### DO THIS:
Report how many lines in the records hold the string "dynamischen"; give the number and nothing else.
### DATA FOR THIS TASK ###
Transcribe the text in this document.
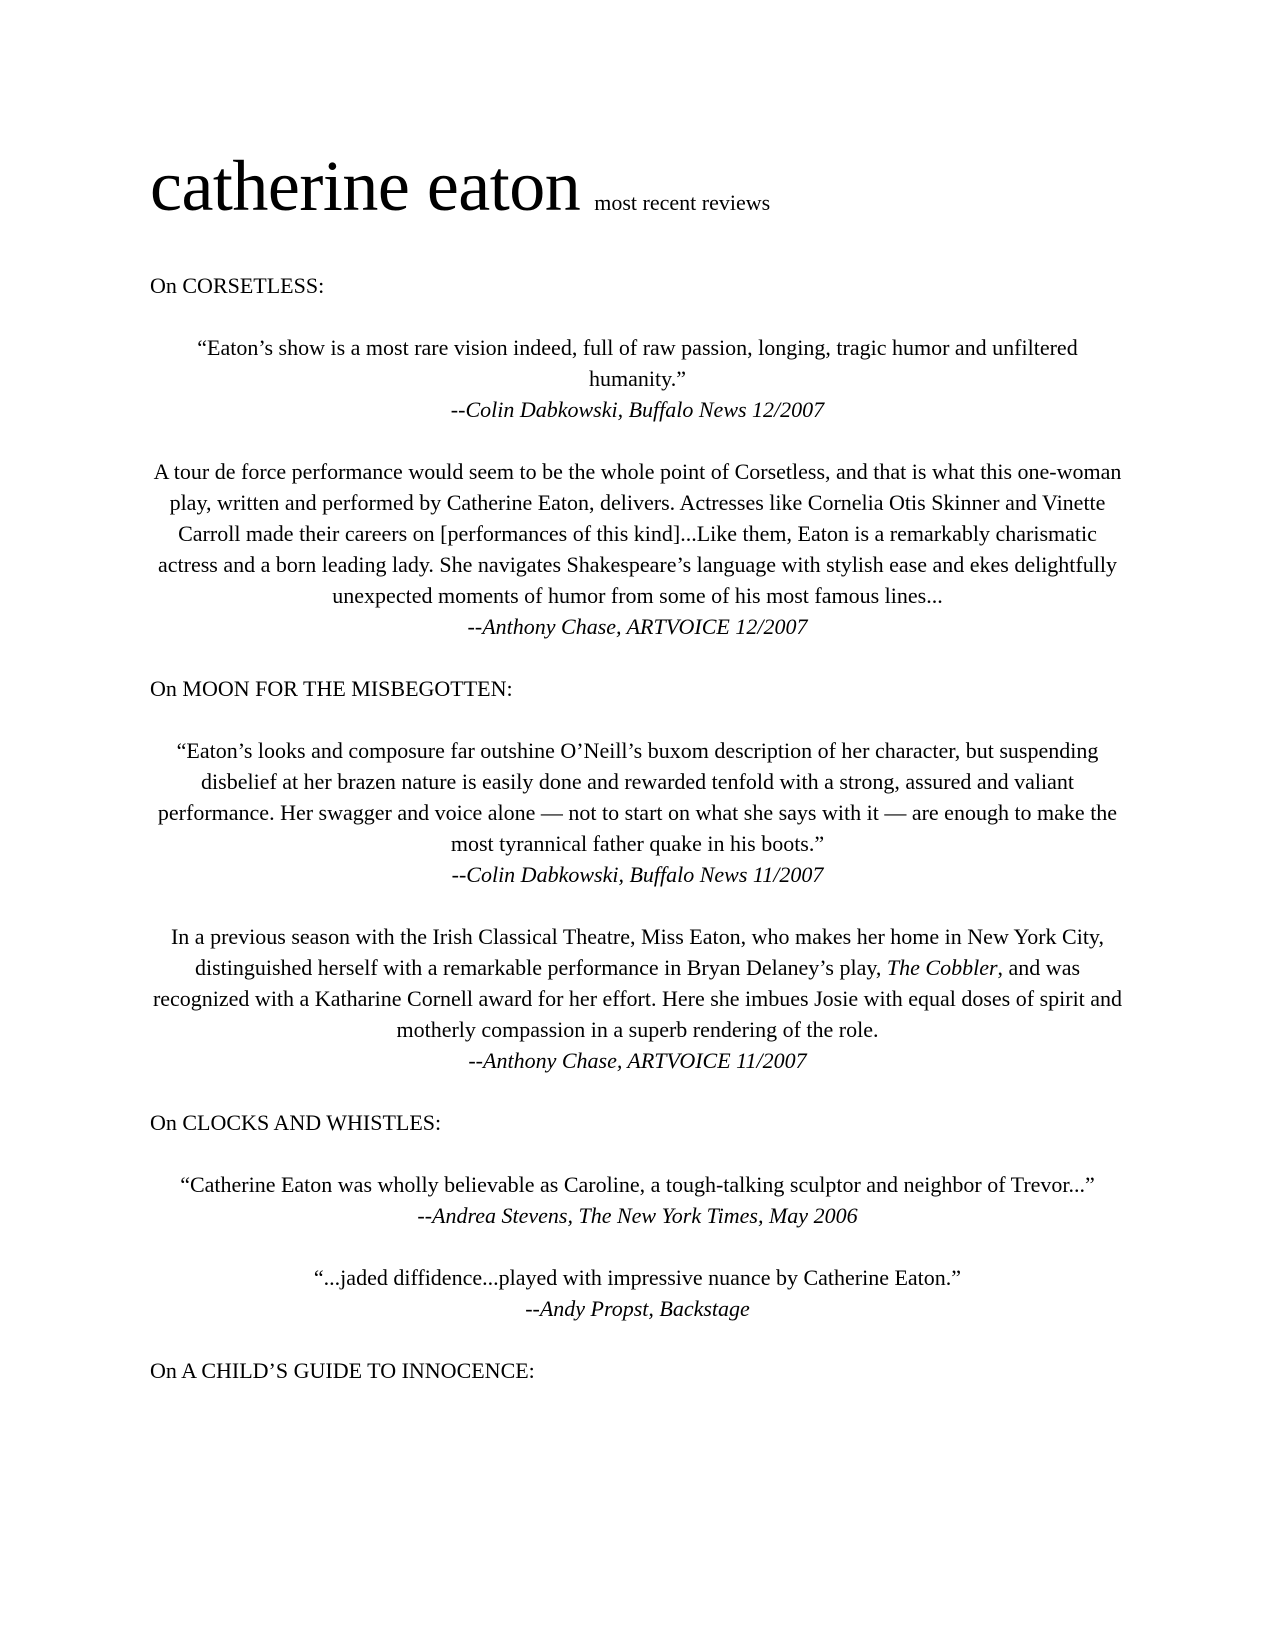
catherine eaton most recent reviews
On CORSETLESS:
“Eaton’s show is a most rare vision indeed, full of raw passion, longing, tragic humor and unfiltered humanity.”
--Colin Dabkowski, Buffalo News 12/2007
A tour de force performance would seem to be the whole point of Corsetless, and that is what this one-woman play, written and performed by Catherine Eaton, delivers. Actresses like Cornelia Otis Skinner and Vinette Carroll made their careers on [performances of this kind]...Like them, Eaton is a remarkably charismatic actress and a born leading lady. She navigates Shakespeare’s language with stylish ease and ekes delightfully unexpected moments of humor from some of his most famous lines...
--Anthony Chase, ARTVOICE 12/2007
On MOON FOR THE MISBEGOTTEN:
“Eaton’s looks and composure far outshine O’Neill’s buxom description of her character, but suspending disbelief at her brazen nature is easily done and rewarded tenfold with a strong, assured and valiant performance. Her swagger and voice alone — not to start on what she says with it — are enough to make the most tyrannical father quake in his boots.”
--Colin Dabkowski, Buffalo News 11/2007
In a previous season with the Irish Classical Theatre, Miss Eaton, who makes her home in New York City, distinguished herself with a remarkable performance in Bryan Delaney’s play, The Cobbler, and was recognized with a Katharine Cornell award for her effort. Here she imbues Josie with equal doses of spirit and motherly compassion in a superb rendering of the role.
--Anthony Chase, ARTVOICE 11/2007
On CLOCKS AND WHISTLES:
“Catherine Eaton was wholly believable as Caroline, a tough-talking sculptor and neighbor of Trevor...”
--Andrea Stevens, The New York Times, May 2006
“...jaded diffidence...played with impressive nuance by Catherine Eaton.”
--Andy Propst, Backstage
On A CHILD’S GUIDE TO INNOCENCE:
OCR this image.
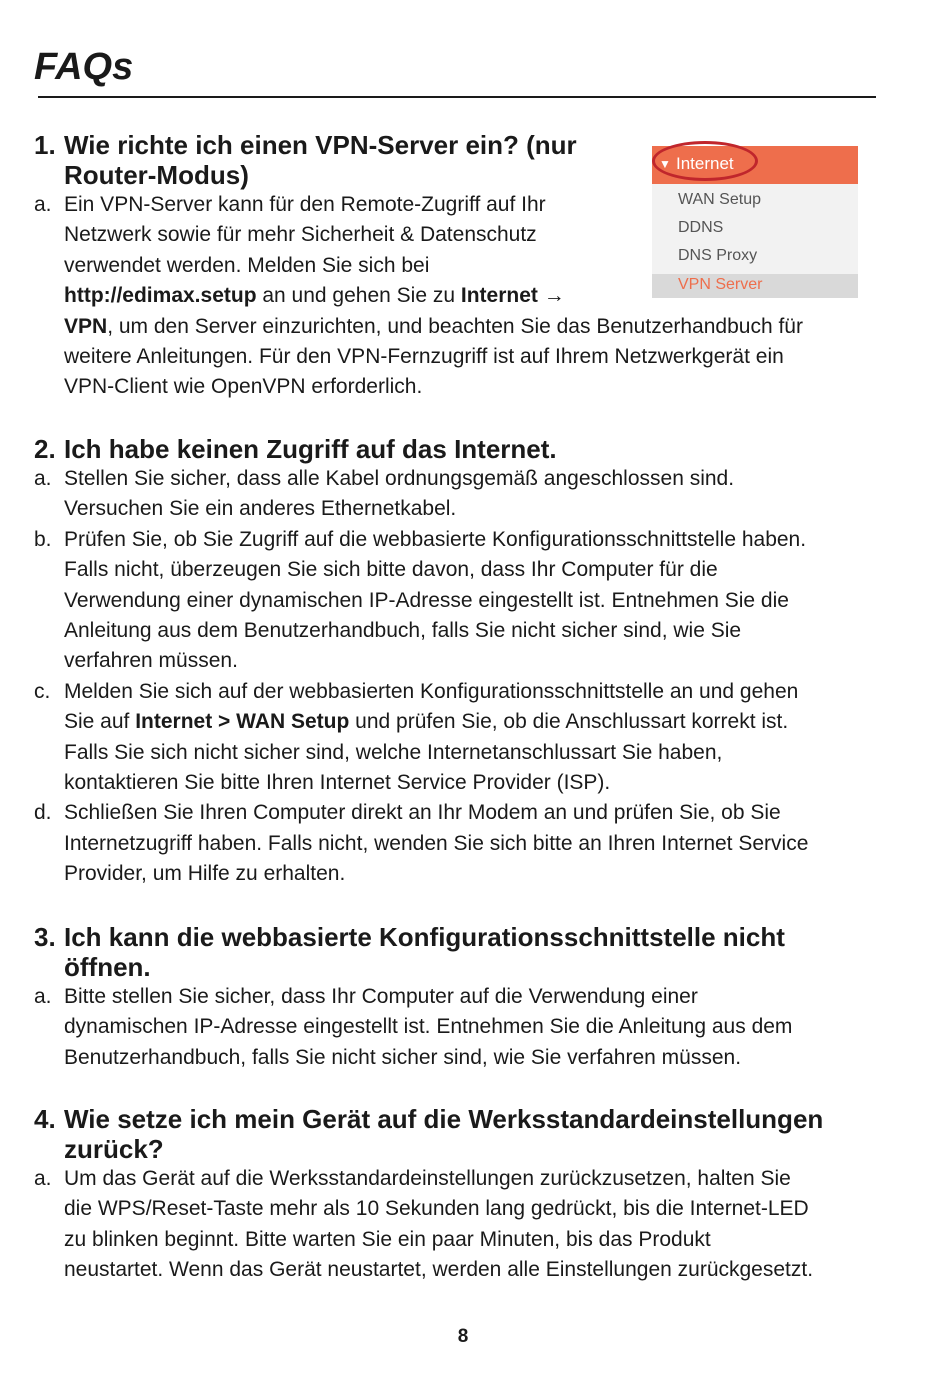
FAQs
1. Wie richte ich einen VPN-Server ein? (nur Router-Modus)
a. Ein VPN-Server kann für den Remote-Zugriff auf Ihr
Netzwerk sowie für mehr Sicherheit & Datenschutz
verwendet werden. Melden Sie sich bei
http://edimax.setup an und gehen Sie zu Internet →
VPN, um den Server einzurichten, und beachten Sie das Benutzerhandbuch für
weitere Anleitungen. Für den VPN-Fernzugriff ist auf Ihrem Netzwerkgerät ein
VPN-Client wie OpenVPN erforderlich.
▼ Internet
WAN Setup
DDNS
DNS Proxy
VPN Server
2. Ich habe keinen Zugriff auf das Internet.
a. Stellen Sie sicher, dass alle Kabel ordnungsgemäß angeschlossen sind.
Versuchen Sie ein anderes Ethernetkabel.
b. Prüfen Sie, ob Sie Zugriff auf die webbasierte Konfigurationsschnittstelle haben.
Falls nicht, überzeugen Sie sich bitte davon, dass Ihr Computer für die
Verwendung einer dynamischen IP-Adresse eingestellt ist. Entnehmen Sie die
Anleitung aus dem Benutzerhandbuch, falls Sie nicht sicher sind, wie Sie
verfahren müssen.
c. Melden Sie sich auf der webbasierten Konfigurationsschnittstelle an und gehen
Sie auf Internet > WAN Setup und prüfen Sie, ob die Anschlussart korrekt ist.
Falls Sie sich nicht sicher sind, welche Internetanschlussart Sie haben,
kontaktieren Sie bitte Ihren Internet Service Provider (ISP).
d. Schließen Sie Ihren Computer direkt an Ihr Modem an und prüfen Sie, ob Sie
Internetzugriff haben. Falls nicht, wenden Sie sich bitte an Ihren Internet Service
Provider, um Hilfe zu erhalten.
3. Ich kann die webbasierte Konfigurationsschnittstelle nicht öffnen.
a. Bitte stellen Sie sicher, dass Ihr Computer auf die Verwendung einer
dynamischen IP-Adresse eingestellt ist. Entnehmen Sie die Anleitung aus dem
Benutzerhandbuch, falls Sie nicht sicher sind, wie Sie verfahren müssen.
4. Wie setze ich mein Gerät auf die Werksstandardeinstellungen zurück?
a. Um das Gerät auf die Werksstandardeinstellungen zurückzusetzen, halten Sie
die WPS/Reset-Taste mehr als 10 Sekunden lang gedrückt, bis die Internet-LED
zu blinken beginnt. Bitte warten Sie ein paar Minuten, bis das Produkt
neustartet. Wenn das Gerät neustartet, werden alle Einstellungen zurückgesetzt.
8
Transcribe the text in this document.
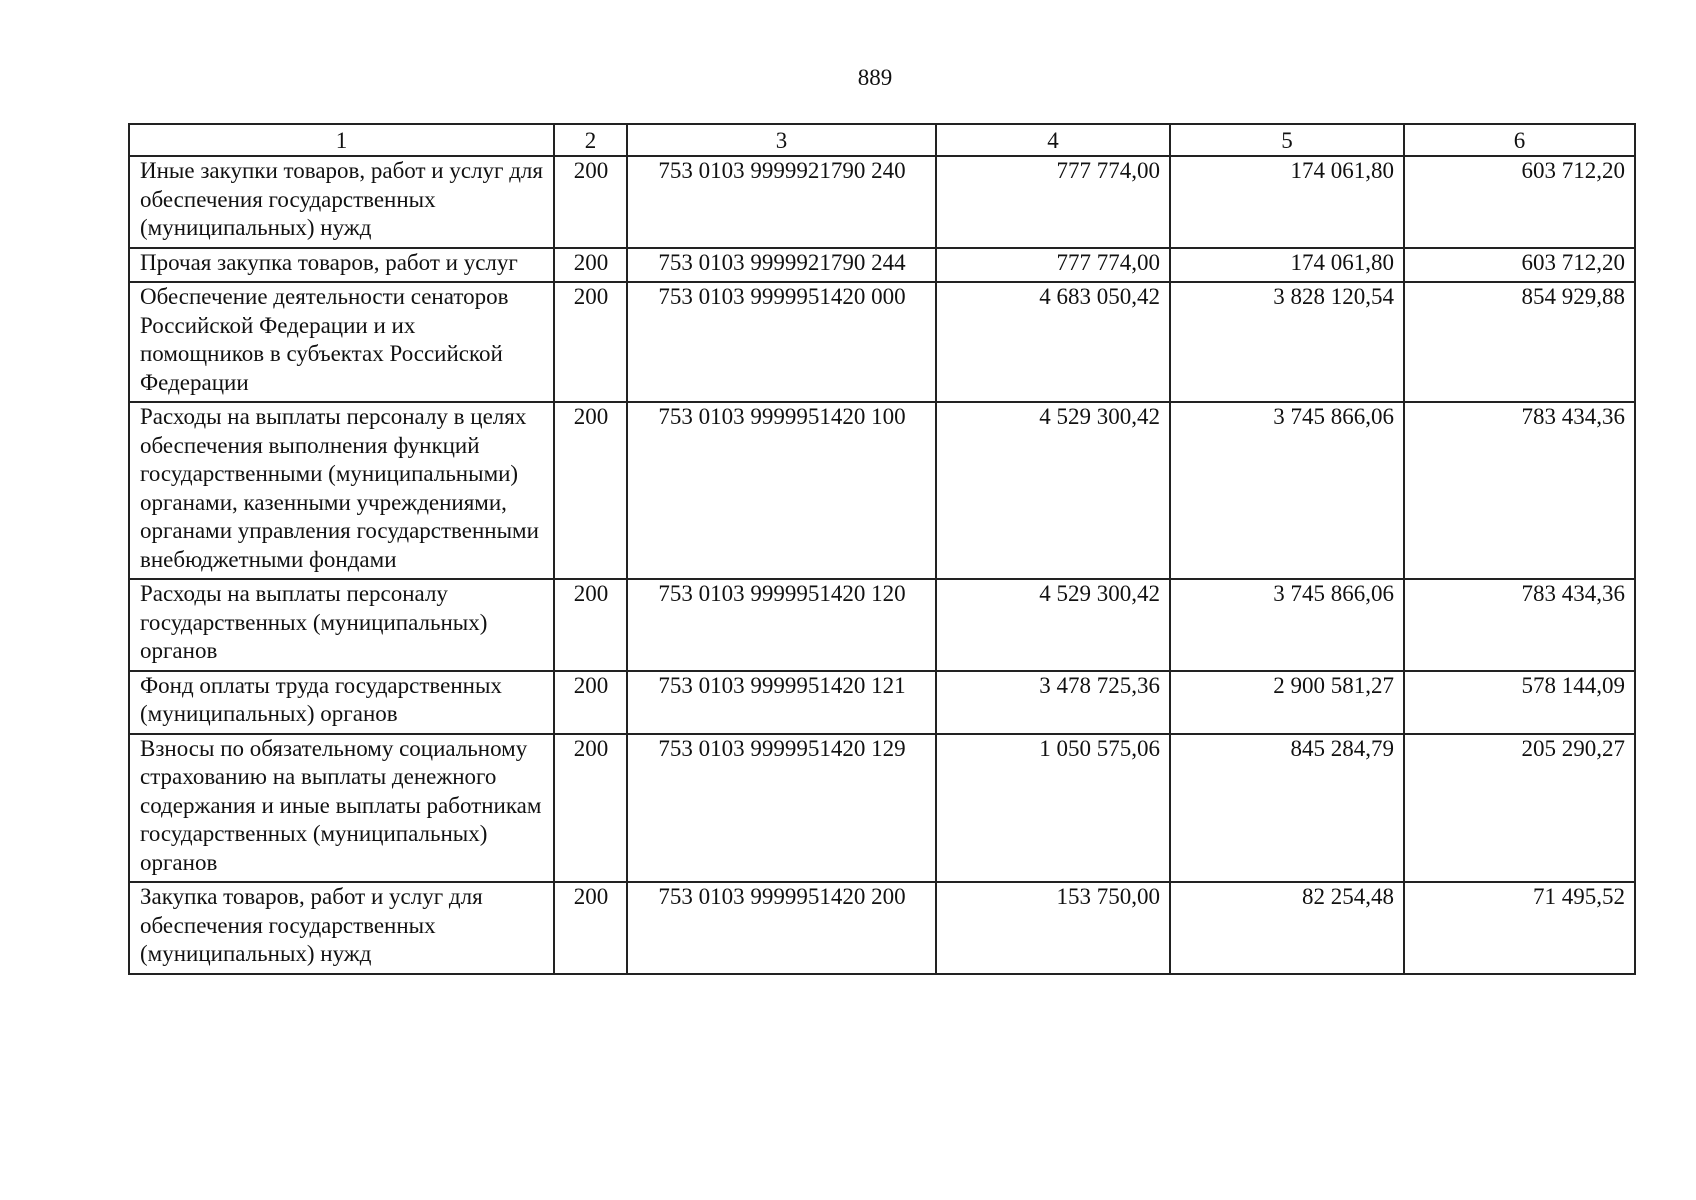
889
1	2	3	4	5	6
Иные закупки товаров, работ и услуг для обеспечения государственных (муниципальных) нужд	200	753 0103 9999921790 240	777 774,00	174 061,80	603 712,20
Прочая закупка товаров, работ и услуг	200	753 0103 9999921790 244	777 774,00	174 061,80	603 712,20
Обеспечение деятельности сенаторов Российской Федерации и их помощников в субъектах Российской Федерации	200	753 0103 9999951420 000	4 683 050,42	3 828 120,54	854 929,88
Расходы на выплаты персоналу в целях обеспечения выполнения функций государственными (муниципальными) органами, казенными учреждениями, органами управления государственными внебюджетными фондами	200	753 0103 9999951420 100	4 529 300,42	3 745 866,06	783 434,36
Расходы на выплаты персоналу государственных (муниципальных) органов	200	753 0103 9999951420 120	4 529 300,42	3 745 866,06	783 434,36
Фонд оплаты труда государственных (муниципальных) органов	200	753 0103 9999951420 121	3 478 725,36	2 900 581,27	578 144,09
Взносы по обязательному социальному страхованию на выплаты денежного содержания и иные выплаты работникам государственных (муниципальных) органов	200	753 0103 9999951420 129	1 050 575,06	845 284,79	205 290,27
Закупка товаров, работ и услуг для обеспечения государственных (муниципальных) нужд	200	753 0103 9999951420 200	153 750,00	82 254,48	71 495,52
###
### THE COMPLETED TASK:
2